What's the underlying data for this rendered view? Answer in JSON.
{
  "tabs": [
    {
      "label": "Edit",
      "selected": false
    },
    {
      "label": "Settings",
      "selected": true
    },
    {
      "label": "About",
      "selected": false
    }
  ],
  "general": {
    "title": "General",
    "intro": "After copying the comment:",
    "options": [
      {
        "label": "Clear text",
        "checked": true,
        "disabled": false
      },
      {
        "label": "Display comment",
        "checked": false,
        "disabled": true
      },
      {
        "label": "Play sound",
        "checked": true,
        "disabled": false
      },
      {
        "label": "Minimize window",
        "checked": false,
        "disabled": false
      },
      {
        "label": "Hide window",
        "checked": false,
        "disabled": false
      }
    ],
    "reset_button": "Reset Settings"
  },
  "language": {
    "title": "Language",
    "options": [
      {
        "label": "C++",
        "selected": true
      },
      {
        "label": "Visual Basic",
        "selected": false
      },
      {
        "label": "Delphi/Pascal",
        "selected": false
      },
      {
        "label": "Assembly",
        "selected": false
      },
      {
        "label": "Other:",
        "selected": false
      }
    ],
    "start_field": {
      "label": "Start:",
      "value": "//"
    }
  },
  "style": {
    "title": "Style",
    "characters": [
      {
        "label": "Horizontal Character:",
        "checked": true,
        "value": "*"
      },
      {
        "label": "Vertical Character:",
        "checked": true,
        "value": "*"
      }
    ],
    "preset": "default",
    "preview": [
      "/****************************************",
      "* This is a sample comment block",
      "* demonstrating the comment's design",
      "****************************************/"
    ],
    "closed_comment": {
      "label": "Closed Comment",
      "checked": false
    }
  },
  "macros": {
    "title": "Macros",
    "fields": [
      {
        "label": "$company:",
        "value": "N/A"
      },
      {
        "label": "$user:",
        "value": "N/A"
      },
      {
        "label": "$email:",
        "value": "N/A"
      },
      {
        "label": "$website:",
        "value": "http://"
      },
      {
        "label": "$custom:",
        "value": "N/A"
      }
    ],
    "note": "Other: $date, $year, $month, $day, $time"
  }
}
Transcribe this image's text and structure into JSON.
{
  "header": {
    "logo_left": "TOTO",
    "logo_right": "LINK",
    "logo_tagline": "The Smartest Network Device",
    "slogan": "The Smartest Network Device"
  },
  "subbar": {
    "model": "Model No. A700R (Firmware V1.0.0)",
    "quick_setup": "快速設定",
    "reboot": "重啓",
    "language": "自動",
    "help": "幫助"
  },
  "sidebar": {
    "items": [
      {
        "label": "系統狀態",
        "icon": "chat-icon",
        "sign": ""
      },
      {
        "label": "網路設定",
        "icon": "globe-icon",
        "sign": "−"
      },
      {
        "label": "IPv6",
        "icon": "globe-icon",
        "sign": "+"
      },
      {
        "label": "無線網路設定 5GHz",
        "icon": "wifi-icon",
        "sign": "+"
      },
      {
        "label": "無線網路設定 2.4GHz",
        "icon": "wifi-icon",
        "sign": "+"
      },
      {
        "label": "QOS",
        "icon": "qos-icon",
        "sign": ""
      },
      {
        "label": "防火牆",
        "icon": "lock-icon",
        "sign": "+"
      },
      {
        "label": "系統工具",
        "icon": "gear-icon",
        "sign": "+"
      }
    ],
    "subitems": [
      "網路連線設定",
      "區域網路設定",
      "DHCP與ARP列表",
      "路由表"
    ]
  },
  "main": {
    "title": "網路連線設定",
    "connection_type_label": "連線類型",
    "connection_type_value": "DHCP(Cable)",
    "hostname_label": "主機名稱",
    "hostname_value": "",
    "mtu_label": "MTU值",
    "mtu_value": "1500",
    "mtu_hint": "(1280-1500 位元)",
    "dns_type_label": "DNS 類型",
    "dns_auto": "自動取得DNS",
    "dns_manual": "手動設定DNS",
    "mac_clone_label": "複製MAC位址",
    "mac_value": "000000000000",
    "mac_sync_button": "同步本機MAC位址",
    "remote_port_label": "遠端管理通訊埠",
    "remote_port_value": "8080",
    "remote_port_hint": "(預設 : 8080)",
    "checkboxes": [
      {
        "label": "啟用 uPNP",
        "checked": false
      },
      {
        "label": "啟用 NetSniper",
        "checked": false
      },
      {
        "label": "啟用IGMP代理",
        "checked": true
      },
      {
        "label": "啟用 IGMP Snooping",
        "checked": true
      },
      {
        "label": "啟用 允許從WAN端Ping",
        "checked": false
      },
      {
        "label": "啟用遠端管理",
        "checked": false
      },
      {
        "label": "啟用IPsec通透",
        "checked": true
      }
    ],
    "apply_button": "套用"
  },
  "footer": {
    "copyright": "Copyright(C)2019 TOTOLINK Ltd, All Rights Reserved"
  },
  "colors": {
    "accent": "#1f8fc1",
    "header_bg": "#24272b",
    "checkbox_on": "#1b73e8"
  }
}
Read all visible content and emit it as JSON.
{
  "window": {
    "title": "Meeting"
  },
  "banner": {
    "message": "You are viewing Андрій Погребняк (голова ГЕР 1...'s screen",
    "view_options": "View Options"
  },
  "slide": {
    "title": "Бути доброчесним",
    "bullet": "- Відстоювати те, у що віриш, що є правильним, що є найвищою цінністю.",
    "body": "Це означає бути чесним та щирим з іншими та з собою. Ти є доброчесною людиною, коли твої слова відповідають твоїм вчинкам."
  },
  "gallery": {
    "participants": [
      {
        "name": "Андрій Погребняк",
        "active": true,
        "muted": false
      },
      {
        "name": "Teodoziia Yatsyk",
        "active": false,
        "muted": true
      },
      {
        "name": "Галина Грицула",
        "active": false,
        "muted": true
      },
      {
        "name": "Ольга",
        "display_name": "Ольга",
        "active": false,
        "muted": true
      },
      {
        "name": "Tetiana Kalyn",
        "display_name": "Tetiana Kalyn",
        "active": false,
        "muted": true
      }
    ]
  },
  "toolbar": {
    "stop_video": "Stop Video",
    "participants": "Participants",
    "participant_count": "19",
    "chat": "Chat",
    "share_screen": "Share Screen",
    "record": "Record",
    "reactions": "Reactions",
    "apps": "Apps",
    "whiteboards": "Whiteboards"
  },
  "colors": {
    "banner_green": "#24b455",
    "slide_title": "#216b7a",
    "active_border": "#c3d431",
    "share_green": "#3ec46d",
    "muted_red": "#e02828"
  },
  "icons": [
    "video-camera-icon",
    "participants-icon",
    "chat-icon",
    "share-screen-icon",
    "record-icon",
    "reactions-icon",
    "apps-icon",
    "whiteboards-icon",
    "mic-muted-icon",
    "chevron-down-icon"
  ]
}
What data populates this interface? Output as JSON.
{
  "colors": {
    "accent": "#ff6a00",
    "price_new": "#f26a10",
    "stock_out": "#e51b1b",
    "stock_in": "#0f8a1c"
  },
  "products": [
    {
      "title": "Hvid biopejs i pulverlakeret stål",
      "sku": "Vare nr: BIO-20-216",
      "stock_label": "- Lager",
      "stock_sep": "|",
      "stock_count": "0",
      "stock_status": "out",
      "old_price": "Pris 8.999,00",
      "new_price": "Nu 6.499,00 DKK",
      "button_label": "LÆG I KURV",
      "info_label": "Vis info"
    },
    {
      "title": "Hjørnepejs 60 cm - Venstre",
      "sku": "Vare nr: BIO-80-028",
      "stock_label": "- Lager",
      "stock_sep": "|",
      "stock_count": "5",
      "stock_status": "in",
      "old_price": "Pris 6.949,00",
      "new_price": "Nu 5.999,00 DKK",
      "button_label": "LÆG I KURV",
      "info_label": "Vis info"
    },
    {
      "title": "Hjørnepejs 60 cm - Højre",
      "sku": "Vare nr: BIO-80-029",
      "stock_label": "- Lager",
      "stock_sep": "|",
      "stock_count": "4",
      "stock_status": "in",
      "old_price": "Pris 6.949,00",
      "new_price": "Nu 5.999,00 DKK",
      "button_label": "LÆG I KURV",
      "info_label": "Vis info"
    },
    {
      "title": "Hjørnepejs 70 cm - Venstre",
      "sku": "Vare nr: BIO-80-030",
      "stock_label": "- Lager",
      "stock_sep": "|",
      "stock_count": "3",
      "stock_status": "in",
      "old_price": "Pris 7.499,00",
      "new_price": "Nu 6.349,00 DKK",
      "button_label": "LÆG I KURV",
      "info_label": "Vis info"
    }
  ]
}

-*-*-

_Task_.
Return each line with "Андрій".

_Result_.
    "message": "You are viewing Андрій Погребняк (голова ГЕР 1...'s screen",
        "name": "Андрій Погребняк",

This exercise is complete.